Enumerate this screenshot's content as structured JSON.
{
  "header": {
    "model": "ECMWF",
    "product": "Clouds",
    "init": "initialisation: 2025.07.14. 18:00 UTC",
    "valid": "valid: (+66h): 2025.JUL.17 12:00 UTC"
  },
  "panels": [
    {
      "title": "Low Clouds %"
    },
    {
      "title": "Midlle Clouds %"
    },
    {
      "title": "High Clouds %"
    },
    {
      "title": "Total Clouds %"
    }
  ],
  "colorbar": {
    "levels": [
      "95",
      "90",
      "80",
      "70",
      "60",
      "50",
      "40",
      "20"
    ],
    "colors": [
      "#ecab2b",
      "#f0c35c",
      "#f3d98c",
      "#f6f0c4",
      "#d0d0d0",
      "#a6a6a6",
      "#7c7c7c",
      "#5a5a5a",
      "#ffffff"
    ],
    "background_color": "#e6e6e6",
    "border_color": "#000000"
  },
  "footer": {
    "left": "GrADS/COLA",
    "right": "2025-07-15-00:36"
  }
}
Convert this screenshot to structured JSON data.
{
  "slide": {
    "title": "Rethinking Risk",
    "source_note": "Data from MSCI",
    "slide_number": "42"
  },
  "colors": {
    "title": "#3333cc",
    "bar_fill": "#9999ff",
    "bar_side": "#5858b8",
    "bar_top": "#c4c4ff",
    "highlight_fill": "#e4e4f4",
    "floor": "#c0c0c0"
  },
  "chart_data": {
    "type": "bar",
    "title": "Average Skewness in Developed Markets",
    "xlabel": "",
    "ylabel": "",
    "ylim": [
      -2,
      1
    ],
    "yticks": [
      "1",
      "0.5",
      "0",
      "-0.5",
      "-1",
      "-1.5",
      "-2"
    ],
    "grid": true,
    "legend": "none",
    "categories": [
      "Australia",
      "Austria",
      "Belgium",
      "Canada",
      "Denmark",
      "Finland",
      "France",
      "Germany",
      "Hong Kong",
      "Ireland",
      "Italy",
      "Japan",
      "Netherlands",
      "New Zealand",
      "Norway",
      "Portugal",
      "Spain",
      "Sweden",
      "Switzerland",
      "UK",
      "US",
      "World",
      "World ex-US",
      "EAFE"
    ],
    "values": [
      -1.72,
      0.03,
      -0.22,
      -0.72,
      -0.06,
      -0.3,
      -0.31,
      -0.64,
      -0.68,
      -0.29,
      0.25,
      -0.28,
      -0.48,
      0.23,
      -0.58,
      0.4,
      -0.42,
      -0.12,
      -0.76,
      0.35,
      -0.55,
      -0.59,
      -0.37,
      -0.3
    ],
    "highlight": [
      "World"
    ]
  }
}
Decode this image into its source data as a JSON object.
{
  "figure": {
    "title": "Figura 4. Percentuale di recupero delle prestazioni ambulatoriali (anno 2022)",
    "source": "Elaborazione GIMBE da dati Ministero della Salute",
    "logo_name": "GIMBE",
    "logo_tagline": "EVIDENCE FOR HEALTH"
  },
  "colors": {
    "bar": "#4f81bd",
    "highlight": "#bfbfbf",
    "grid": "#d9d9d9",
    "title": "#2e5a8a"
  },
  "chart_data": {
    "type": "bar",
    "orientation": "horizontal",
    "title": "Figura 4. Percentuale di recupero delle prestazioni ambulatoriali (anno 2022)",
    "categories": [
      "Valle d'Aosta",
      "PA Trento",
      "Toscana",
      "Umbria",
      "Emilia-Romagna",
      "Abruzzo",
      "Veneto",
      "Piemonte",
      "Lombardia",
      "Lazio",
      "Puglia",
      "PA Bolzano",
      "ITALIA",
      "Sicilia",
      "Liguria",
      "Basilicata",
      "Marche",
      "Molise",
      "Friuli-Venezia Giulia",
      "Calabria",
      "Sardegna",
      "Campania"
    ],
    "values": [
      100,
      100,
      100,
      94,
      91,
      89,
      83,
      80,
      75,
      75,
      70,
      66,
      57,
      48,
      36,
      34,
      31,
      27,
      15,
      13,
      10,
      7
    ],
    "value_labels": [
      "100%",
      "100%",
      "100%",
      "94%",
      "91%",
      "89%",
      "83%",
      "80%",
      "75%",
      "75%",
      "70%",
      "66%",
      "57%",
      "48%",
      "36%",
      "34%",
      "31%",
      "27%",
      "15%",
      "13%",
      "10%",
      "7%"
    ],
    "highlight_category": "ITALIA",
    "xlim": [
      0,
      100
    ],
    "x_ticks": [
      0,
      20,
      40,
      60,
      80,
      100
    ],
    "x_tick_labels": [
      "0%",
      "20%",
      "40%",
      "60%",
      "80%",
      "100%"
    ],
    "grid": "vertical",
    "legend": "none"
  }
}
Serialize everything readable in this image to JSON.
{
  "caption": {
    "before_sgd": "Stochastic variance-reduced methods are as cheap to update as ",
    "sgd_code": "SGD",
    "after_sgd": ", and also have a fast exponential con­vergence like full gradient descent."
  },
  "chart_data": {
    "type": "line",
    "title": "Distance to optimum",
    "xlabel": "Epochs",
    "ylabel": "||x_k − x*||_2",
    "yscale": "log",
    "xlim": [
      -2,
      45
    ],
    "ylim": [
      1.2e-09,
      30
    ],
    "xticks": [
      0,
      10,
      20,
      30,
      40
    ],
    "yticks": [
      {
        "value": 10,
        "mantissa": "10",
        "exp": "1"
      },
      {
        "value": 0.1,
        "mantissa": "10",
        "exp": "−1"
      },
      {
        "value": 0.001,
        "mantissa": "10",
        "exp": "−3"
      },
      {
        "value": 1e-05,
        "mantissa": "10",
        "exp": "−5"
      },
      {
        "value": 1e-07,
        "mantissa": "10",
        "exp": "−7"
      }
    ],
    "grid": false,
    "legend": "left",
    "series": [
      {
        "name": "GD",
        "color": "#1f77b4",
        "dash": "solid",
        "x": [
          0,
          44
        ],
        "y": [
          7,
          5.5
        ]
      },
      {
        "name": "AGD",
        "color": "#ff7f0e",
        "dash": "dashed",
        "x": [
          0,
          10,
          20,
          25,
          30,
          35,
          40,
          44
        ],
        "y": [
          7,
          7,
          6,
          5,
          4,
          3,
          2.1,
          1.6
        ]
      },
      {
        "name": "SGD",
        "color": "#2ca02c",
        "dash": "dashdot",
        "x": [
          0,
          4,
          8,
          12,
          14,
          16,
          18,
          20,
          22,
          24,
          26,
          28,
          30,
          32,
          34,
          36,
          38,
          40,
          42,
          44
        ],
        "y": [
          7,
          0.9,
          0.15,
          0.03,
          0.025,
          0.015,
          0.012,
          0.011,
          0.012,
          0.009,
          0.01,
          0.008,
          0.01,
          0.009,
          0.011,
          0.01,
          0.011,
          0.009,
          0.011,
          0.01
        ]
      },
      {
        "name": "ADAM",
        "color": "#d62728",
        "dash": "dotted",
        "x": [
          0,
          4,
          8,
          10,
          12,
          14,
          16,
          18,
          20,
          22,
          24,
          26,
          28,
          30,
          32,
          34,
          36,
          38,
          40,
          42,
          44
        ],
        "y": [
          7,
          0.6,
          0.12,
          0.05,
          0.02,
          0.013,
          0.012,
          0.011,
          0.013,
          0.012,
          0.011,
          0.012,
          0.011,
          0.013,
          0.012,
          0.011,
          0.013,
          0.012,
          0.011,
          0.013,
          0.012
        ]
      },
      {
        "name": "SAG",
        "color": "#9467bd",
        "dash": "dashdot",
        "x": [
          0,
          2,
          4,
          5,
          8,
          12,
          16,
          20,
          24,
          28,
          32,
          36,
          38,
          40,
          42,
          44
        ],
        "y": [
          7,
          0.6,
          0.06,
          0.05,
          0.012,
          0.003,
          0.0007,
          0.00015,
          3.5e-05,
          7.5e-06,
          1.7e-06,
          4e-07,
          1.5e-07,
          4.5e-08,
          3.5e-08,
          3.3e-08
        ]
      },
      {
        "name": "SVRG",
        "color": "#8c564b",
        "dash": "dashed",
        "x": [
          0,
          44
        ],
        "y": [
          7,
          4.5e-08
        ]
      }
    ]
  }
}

▶ **Instructions for the task**: Copy out every line of the listing that contains the string "image".

▶ **Completed task**:
Decode this image into its source data as a JSON object.
Serialize everything readable in this image to JSON.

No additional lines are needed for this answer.